### Record excerpts:

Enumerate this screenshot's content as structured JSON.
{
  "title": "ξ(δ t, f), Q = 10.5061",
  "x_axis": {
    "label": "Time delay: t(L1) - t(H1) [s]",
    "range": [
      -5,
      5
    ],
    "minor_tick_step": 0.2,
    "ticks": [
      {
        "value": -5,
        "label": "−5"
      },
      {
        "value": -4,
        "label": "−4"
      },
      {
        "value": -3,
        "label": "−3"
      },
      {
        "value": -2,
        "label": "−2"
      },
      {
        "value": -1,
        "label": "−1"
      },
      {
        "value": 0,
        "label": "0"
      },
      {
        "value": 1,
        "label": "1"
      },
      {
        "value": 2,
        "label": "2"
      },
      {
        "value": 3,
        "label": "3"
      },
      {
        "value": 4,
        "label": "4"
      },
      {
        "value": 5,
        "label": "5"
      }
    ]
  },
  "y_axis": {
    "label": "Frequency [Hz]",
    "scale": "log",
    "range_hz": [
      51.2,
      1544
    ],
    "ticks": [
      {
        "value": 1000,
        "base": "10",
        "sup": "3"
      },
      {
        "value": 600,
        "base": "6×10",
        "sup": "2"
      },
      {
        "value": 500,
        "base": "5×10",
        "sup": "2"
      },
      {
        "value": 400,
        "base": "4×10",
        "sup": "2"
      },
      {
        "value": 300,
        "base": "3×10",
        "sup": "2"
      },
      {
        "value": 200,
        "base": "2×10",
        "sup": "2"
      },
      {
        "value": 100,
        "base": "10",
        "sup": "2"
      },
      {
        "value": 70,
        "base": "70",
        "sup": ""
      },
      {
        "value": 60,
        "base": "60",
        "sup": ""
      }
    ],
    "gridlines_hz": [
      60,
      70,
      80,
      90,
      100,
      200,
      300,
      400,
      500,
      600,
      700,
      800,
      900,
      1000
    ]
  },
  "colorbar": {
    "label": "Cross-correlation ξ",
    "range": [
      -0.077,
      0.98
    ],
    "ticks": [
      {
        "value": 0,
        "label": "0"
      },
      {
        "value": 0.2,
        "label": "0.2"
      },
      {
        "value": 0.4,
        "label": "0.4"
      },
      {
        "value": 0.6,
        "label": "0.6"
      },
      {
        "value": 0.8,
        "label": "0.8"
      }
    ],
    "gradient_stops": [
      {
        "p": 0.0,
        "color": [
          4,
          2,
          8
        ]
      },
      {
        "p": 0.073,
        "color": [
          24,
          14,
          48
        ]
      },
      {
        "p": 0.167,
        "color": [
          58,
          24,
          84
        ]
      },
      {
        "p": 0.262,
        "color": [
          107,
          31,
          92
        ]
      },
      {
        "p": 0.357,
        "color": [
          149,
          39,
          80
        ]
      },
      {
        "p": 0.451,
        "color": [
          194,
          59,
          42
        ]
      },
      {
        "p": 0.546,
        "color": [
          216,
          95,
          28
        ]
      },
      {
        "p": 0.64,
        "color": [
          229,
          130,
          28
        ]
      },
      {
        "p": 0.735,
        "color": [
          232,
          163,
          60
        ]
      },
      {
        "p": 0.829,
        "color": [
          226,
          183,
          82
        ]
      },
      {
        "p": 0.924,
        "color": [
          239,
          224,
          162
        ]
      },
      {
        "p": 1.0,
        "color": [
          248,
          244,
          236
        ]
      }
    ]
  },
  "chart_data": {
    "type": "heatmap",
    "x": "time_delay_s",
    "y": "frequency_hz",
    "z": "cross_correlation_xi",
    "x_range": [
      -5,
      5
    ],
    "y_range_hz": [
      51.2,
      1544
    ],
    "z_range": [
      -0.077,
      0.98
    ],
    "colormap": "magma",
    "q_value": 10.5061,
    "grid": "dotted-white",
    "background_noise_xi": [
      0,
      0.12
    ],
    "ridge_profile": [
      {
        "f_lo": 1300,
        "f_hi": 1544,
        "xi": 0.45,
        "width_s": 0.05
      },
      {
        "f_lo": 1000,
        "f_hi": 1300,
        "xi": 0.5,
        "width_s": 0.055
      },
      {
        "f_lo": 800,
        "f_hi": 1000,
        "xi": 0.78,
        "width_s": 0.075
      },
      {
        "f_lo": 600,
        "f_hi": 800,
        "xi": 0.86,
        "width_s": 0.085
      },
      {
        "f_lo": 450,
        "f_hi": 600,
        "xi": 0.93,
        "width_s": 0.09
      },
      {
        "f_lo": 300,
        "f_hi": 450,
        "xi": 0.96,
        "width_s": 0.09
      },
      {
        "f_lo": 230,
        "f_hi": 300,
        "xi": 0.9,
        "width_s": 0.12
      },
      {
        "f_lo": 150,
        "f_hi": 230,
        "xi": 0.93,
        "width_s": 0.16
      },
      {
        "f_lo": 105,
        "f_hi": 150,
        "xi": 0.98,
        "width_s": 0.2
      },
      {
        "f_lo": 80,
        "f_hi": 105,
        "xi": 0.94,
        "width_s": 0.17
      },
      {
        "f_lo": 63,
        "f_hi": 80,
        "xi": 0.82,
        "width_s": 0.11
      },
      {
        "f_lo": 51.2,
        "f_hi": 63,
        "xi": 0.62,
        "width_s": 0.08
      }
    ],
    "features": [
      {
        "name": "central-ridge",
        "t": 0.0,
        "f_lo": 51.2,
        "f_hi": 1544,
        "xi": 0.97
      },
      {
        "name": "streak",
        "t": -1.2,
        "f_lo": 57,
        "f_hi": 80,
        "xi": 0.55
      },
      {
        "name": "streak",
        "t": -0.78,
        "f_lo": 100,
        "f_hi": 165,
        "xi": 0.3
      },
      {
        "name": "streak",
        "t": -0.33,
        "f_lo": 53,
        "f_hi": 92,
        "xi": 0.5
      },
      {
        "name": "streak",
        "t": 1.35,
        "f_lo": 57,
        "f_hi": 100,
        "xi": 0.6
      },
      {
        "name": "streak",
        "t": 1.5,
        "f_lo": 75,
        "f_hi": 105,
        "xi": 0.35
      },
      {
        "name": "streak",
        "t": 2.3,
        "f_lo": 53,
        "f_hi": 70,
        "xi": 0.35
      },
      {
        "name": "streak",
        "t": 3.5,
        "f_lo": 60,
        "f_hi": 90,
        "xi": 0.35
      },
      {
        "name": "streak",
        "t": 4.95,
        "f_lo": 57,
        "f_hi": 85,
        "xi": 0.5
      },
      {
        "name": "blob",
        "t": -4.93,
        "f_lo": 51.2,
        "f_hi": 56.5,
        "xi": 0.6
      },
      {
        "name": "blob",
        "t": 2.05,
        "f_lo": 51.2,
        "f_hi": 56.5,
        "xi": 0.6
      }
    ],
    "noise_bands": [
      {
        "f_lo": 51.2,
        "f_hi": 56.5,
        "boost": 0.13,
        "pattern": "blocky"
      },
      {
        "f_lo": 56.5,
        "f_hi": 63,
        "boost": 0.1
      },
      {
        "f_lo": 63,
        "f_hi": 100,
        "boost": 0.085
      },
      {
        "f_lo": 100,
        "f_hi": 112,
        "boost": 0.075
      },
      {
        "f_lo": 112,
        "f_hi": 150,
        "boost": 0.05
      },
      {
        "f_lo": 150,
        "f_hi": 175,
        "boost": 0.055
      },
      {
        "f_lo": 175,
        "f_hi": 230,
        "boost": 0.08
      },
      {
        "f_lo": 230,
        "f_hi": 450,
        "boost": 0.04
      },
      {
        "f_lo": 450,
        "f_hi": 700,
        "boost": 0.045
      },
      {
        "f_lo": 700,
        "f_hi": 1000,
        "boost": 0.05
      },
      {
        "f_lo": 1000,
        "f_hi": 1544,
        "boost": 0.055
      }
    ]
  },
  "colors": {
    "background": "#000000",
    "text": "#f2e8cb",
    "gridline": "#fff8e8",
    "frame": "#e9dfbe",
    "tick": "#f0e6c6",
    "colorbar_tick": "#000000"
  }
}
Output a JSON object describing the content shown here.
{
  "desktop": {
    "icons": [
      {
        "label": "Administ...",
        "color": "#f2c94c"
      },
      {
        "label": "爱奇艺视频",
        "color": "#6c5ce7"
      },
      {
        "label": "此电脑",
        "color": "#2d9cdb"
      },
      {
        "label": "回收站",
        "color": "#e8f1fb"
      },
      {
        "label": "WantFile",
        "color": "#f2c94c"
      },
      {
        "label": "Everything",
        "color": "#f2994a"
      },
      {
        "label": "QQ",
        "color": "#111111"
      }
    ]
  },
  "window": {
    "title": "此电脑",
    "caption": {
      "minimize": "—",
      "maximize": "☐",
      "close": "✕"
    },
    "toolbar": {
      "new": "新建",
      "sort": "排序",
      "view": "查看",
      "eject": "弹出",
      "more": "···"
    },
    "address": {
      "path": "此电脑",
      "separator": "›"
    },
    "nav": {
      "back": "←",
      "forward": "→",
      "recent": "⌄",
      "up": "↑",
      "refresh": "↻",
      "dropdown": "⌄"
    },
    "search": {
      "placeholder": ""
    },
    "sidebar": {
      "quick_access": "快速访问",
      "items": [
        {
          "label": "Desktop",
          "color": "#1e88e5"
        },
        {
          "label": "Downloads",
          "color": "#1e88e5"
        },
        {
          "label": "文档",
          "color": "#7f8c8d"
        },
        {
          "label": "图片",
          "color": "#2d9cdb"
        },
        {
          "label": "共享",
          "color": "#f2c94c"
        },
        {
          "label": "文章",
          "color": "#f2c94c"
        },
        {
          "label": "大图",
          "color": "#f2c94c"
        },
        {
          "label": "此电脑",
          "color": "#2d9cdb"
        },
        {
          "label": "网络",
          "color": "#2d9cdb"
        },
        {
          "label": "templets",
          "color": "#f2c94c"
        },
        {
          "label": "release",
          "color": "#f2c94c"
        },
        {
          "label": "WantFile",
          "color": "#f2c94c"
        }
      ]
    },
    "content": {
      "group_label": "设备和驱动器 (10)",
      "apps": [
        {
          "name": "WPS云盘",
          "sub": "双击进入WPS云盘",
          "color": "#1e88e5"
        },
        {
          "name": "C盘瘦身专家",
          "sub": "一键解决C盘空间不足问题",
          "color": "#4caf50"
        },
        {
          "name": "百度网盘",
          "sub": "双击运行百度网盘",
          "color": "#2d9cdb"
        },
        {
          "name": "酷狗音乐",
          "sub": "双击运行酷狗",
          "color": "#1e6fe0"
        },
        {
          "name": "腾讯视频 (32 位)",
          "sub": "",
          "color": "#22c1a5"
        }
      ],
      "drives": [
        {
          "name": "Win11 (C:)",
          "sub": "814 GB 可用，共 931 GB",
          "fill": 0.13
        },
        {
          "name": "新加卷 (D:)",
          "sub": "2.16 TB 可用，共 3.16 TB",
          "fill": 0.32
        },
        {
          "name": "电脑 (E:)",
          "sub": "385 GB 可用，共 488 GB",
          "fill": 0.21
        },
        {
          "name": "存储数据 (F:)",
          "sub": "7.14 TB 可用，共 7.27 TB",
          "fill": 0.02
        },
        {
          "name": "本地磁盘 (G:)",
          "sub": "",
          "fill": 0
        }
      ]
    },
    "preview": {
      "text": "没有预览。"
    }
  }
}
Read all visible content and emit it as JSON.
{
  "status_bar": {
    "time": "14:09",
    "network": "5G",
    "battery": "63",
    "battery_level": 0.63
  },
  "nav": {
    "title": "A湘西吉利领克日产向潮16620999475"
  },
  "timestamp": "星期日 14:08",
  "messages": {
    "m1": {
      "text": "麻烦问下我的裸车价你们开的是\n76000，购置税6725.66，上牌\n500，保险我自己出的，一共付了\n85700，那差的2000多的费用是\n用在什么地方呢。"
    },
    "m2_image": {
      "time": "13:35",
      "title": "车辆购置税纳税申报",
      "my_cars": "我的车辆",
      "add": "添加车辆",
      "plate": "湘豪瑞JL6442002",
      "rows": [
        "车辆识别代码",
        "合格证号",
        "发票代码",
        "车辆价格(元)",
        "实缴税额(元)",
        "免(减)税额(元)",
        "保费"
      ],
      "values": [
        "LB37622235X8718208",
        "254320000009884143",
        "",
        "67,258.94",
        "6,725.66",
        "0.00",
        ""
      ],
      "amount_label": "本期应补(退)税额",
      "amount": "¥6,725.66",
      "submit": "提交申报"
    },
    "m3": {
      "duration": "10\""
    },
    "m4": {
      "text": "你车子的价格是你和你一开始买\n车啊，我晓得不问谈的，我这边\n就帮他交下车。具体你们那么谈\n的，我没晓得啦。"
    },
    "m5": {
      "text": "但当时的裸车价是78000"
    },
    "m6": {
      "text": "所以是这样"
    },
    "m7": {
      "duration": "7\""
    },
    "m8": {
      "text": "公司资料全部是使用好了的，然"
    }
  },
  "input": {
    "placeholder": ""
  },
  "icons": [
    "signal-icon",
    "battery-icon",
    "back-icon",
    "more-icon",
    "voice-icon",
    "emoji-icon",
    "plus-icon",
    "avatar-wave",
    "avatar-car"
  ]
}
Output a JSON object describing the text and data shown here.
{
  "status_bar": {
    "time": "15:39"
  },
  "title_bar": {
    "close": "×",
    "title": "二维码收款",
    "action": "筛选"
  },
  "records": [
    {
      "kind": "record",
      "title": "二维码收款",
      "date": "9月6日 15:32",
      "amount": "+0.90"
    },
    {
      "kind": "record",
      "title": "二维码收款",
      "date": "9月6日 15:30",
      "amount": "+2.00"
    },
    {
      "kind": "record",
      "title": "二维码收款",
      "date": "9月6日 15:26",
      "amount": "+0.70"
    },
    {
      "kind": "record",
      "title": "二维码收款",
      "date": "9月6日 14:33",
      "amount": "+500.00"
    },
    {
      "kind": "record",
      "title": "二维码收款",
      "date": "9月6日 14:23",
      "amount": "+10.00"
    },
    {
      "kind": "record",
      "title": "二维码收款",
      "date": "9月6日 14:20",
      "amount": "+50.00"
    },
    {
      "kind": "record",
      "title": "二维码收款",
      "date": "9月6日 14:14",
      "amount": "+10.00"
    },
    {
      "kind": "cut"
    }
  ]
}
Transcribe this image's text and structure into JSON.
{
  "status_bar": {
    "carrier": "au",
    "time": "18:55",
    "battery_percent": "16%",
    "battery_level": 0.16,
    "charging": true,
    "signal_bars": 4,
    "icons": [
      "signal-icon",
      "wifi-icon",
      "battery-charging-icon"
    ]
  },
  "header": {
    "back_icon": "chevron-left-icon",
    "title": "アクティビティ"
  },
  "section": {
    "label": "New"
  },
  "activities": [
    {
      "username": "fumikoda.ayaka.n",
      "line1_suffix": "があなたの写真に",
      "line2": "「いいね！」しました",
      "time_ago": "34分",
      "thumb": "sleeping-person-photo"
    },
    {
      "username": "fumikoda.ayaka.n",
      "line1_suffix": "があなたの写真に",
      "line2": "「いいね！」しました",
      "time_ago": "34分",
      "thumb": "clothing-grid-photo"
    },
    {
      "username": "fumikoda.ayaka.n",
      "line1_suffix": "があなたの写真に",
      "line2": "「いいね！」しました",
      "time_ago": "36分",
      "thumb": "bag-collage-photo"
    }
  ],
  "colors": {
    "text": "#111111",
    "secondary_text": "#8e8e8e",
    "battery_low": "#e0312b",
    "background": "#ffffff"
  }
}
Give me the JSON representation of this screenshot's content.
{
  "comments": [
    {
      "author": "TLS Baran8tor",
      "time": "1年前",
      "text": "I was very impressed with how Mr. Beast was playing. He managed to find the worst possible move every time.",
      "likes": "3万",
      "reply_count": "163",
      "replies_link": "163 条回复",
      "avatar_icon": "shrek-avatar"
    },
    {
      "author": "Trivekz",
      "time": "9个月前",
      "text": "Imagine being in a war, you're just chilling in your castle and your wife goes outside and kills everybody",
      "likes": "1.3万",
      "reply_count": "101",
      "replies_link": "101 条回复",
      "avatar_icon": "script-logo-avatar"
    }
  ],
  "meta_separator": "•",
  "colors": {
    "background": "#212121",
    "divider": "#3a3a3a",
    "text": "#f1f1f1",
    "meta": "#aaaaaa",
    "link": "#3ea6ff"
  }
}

### Your objective:
Include both ends. Return the line holding "Give me the" and all lines after it in the records above, exactly as written.

### Exercise response:
Give me the JSON representation of this screenshot's content.
{
  "comments": [
    {
      "author": "TLS Baran8tor",
      "time": "1年前",
      "text": "I was very impressed with how Mr. Beast was playing. He managed to find the worst possible move every time.",
      "likes": "3万",
      "reply_count": "163",
      "replies_link": "163 条回复",
      "avatar_icon": "shrek-avatar"
    },
    {
      "author": "Trivekz",
      "time": "9个月前",
      "text": "Imagine being in a war, you're just chilling in your castle and your wife goes outside and kills everybody",
      "likes": "1.3万",
      "reply_count": "101",
      "replies_link": "101 条回复",
      "avatar_icon": "script-logo-avatar"
    }
  ],
  "meta_separator": "•",
  "colors": {
    "background": "#212121",
    "divider": "#3a3a3a",
    "text": "#f1f1f1",
    "meta": "#aaaaaa",
    "link": "#3ea6ff"
  }
}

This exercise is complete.